Every entry that follows should be reproduced exactly.

** BEGIN DATASET RECORDS **

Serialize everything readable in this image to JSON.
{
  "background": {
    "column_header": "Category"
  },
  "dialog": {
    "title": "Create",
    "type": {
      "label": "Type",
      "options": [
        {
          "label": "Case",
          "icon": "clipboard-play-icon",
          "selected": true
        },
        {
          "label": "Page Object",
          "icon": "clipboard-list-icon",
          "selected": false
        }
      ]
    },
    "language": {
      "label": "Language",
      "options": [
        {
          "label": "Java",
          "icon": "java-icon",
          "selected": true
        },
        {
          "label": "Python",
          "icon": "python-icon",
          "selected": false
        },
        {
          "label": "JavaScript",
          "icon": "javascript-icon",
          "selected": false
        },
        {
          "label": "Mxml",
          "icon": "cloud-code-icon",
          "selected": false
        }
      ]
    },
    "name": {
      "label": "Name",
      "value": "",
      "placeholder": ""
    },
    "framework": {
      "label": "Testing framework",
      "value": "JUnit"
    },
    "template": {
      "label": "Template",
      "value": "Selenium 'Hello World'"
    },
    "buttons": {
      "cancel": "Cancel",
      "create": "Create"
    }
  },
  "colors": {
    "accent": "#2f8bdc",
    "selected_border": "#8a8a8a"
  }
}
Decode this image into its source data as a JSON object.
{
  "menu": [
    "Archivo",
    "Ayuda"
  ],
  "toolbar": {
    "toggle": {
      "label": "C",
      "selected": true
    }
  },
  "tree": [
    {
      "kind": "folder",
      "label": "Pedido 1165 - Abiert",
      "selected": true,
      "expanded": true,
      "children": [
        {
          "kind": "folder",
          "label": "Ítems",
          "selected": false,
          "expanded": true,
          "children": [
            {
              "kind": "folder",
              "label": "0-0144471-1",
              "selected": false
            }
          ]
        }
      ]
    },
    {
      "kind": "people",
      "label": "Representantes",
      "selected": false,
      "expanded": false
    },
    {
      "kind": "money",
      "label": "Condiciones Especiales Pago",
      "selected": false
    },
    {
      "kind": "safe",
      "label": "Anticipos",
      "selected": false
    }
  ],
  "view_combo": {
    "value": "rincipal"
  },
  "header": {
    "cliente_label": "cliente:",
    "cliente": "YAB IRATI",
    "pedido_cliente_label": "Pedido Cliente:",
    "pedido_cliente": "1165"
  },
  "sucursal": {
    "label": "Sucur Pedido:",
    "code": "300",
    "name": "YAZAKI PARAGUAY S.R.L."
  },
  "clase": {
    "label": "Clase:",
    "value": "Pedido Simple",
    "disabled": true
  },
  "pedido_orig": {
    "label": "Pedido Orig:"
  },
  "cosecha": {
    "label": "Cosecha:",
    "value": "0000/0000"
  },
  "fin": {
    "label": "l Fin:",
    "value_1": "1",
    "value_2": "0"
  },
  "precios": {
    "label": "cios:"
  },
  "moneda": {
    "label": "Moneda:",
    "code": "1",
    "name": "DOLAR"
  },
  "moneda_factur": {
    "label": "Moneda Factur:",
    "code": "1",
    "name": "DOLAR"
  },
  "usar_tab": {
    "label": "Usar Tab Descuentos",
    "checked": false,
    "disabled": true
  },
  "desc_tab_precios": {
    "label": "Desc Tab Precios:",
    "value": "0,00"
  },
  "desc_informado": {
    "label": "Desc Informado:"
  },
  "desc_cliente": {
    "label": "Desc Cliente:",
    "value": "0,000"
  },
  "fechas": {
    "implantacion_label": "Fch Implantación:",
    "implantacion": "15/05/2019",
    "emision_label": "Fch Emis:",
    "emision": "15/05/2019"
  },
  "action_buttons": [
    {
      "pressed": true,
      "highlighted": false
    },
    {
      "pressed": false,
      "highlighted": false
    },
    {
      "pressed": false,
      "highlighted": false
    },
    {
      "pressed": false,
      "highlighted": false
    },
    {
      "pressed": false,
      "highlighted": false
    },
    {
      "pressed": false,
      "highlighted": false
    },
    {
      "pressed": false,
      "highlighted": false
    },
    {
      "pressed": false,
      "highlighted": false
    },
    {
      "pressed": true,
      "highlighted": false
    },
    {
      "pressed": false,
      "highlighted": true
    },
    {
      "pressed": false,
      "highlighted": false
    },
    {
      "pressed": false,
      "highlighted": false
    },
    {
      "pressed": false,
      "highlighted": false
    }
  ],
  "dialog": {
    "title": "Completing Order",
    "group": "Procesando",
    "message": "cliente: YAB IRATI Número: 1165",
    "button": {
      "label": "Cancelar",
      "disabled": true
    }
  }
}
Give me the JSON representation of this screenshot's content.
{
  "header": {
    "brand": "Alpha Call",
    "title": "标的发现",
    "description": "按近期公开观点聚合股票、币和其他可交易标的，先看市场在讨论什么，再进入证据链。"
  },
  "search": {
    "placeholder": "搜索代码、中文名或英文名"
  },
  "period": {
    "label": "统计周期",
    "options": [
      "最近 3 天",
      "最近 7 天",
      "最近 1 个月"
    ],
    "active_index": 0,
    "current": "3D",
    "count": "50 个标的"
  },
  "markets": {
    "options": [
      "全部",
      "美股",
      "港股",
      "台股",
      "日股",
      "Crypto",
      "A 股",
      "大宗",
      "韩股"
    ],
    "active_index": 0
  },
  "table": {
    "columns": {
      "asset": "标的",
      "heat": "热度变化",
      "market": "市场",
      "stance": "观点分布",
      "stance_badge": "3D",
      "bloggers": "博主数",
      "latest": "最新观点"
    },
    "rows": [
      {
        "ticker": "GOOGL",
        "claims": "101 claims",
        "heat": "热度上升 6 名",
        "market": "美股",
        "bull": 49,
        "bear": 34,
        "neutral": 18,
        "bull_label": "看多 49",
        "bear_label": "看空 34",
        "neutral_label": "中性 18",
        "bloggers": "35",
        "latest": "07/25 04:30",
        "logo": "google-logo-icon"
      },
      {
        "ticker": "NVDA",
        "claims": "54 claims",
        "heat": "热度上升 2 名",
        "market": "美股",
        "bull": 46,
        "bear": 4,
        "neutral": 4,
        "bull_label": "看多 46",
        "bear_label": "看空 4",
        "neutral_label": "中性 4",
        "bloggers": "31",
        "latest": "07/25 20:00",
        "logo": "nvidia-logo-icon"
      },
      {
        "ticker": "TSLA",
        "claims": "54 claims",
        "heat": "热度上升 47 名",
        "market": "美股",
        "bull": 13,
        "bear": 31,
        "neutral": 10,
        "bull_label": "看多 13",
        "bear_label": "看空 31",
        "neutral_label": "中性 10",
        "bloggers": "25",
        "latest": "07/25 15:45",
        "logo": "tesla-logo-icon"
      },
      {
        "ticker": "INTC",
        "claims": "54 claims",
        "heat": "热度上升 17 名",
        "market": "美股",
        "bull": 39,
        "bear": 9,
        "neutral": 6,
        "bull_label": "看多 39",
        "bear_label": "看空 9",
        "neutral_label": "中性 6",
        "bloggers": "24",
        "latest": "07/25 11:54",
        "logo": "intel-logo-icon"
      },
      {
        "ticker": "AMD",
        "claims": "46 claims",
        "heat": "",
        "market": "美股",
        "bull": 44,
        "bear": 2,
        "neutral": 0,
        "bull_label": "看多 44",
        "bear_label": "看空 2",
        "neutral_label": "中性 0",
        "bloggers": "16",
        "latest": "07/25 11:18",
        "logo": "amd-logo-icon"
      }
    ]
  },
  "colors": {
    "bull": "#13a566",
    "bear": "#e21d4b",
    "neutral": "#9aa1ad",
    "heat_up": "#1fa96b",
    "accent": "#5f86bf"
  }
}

** END DATASET RECORDS **

**RESPONSE TO THIS TASK:**
Serialize everything readable in this image to JSON.
{
  "background": {
    "column_header": "Category"
  },
  "dialog": {
    "title": "Create",
    "type": {
      "label": "Type",
      "options": [
        {
          "label": "Case",
          "icon": "clipboard-play-icon",
          "selected": true
        },
        {
          "label": "Page Object",
          "icon": "clipboard-list-icon",
          "selected": false
        }
      ]
    },
    "language": {
      "label": "Language",
      "options": [
        {
          "label": "Java",
          "icon": "java-icon",
          "selected": true
        },
        {
          "label": "Python",
          "icon": "python-icon",
          "selected": false
        },
        {
          "label": "JavaScript",
          "icon": "javascript-icon",
          "selected": false
        },
        {
          "label": "Mxml",
          "icon": "cloud-code-icon",
          "selected": false
        }
      ]
    },
    "name": {
      "label": "Name",
      "value": "",
      "placeholder": ""
    },
    "framework": {
      "label": "Testing framework",
      "value": "JUnit"
    },
    "template": {
      "label": "Template",
      "value": "Selenium 'Hello World'"
    },
    "buttons": {
      "cancel": "Cancel",
      "create": "Create"
    }
  },
  "colors": {
    "accent": "#2f8bdc",
    "selected_border": "#8a8a8a"
  }
}
Decode this image into its source data as a JSON object.
{
  "menu": [
    "Archivo",
    "Ayuda"
  ],
  "toolbar": {
    "toggle": {
      "label": "C",
      "selected": true
    }
  },
  "tree": [
    {
      "kind": "folder",
      "label": "Pedido 1165 - Abiert",
      "selected": true,
      "expanded": true,
      "children": [
        {
          "kind": "folder",
          "label": "Ítems",
          "selected": false,
          "expanded": true,
          "children": [
            {
              "kind": "folder",
              "label": "0-0144471-1",
              "selected": false
            }
          ]
        }
      ]
    },
    {
      "kind": "people",
      "label": "Representantes",
      "selected": false,
      "expanded": false
    },
    {
      "kind": "money",
      "label": "Condiciones Especiales Pago",
      "selected": false
    },
    {
      "kind": "safe",
      "label": "Anticipos",
      "selected": false
    }
  ],
  "view_combo": {
    "value": "rincipal"
  },
  "header": {
    "cliente_label": "cliente:",
    "cliente": "YAB IRATI",
    "pedido_cliente_label": "Pedido Cliente:",
    "pedido_cliente": "1165"
  },
  "sucursal": {
    "label": "Sucur Pedido:",
    "code": "300",
    "name": "YAZAKI PARAGUAY S.R.L."
  },
  "clase": {
    "label": "Clase:",
    "value": "Pedido Simple",
    "disabled": true
  },
  "pedido_orig": {
    "label": "Pedido Orig:"
  },
  "cosecha": {
    "label": "Cosecha:",
    "value": "0000/0000"
  },
  "fin": {
    "label": "l Fin:",
    "value_1": "1",
    "value_2": "0"
  },
  "precios": {
    "label": "cios:"
  },
  "moneda": {
    "label": "Moneda:",
    "code": "1",
    "name": "DOLAR"
  },
  "moneda_factur": {
    "label": "Moneda Factur:",
    "code": "1",
    "name": "DOLAR"
  },
  "usar_tab": {
    "label": "Usar Tab Descuentos",
    "checked": false,
    "disabled": true
  },
  "desc_tab_precios": {
    "label": "Desc Tab Precios:",
    "value": "0,00"
  },
  "desc_informado": {
    "label": "Desc Informado:"
  },
  "desc_cliente": {
    "label": "Desc Cliente:",
    "value": "0,000"
  },
  "fechas": {
    "implantacion_label": "Fch Implantación:",
    "implantacion": "15/05/2019",
    "emision_label": "Fch Emis:",
    "emision": "15/05/2019"
  },
  "action_buttons": [
    {
      "pressed": true,
      "highlighted": false
    },
    {
      "pressed": false,
      "highlighted": false
    },
    {
      "pressed": false,
      "highlighted": false
    },
    {
      "pressed": false,
      "highlighted": false
    },
    {
      "pressed": false,
      "highlighted": false
    },
    {
      "pressed": false,
      "highlighted": false
    },
    {
      "pressed": false,
      "highlighted": false
    },
    {
      "pressed": false,
      "highlighted": false
    },
    {
      "pressed": true,
      "highlighted": false
    },
    {
      "pressed": false,
      "highlighted": true
    },
    {
      "pressed": false,
      "highlighted": false
    },
    {
      "pressed": false,
      "highlighted": false
    },
    {
      "pressed": false,
      "highlighted": false
    }
  ],
  "dialog": {
    "title": "Completing Order",
    "group": "Procesando",
    "message": "cliente: YAB IRATI Número: 1165",
    "button": {
      "label": "Cancelar",
      "disabled": true
    }
  }
}
Give me the JSON representation of this screenshot's content.
{
  "header": {
    "brand": "Alpha Call",
    "title": "标的发现",
    "description": "按近期公开观点聚合股票、币和其他可交易标的，先看市场在讨论什么，再进入证据链。"
  },
  "search": {
    "placeholder": "搜索代码、中文名或英文名"
  },
  "period": {
    "label": "统计周期",
    "options": [
      "最近 3 天",
      "最近 7 天",
      "最近 1 个月"
    ],
    "active_index": 0,
    "current": "3D",
    "count": "50 个标的"
  },
  "markets": {
    "options": [
      "全部",
      "美股",
      "港股",
      "台股",
      "日股",
      "Crypto",
      "A 股",
      "大宗",
      "韩股"
    ],
    "active_index": 0
  },
  "table": {
    "columns": {
      "asset": "标的",
      "heat": "热度变化",
      "market": "市场",
      "stance": "观点分布",
      "stance_badge": "3D",
      "bloggers": "博主数",
      "latest": "最新观点"
    },
    "rows": [
      {
        "ticker": "GOOGL",
        "claims": "101 claims",
        "heat": "热度上升 6 名",
        "market": "美股",
        "bull": 49,
        "bear": 34,
        "neutral": 18,
        "bull_label": "看多 49",
        "bear_label": "看空 34",
        "neutral_label": "中性 18",
        "bloggers": "35",
        "latest": "07/25 04:30",
        "logo": "google-logo-icon"
      },
      {
        "ticker": "NVDA",
        "claims": "54 claims",
        "heat": "热度上升 2 名",
        "market": "美股",
        "bull": 46,
        "bear": 4,
        "neutral": 4,
        "bull_label": "看多 46",
        "bear_label": "看空 4",
        "neutral_label": "中性 4",
        "bloggers": "31",
        "latest": "07/25 20:00",
        "logo": "nvidia-logo-icon"
      },
      {
        "ticker": "TSLA",
        "claims": "54 claims",
        "heat": "热度上升 47 名",
        "market": "美股",
        "bull": 13,
        "bear": 31,
        "neutral": 10,
        "bull_label": "看多 13",
        "bear_label": "看空 31",
        "neutral_label": "中性 10",
        "bloggers": "25",
        "latest": "07/25 15:45",
        "logo": "tesla-logo-icon"
      },
      {
        "ticker": "INTC",
        "claims": "54 claims",
        "heat": "热度上升 17 名",
        "market": "美股",
        "bull": 39,
        "bear": 9,
        "neutral": 6,
        "bull_label": "看多 39",
        "bear_label": "看空 9",
        "neutral_label": "中性 6",
        "bloggers": "24",
        "latest": "07/25 11:54",
        "logo": "intel-logo-icon"
      },
      {
        "ticker": "AMD",
        "claims": "46 claims",
        "heat": "",
        "market": "美股",
        "bull": 44,
        "bear": 2,
        "neutral": 0,
        "bull_label": "看多 44",
        "bear_label": "看空 2",
        "neutral_label": "中性 0",
        "bloggers": "16",
        "latest": "07/25 11:18",
        "logo": "amd-logo-icon"
      }
    ]
  },
  "colors": {
    "bull": "#13a566",
    "bear": "#e21d4b",
    "neutral": "#9aa1ad",
    "heat_up": "#1fa96b",
    "accent": "#5f86bf"
  }
}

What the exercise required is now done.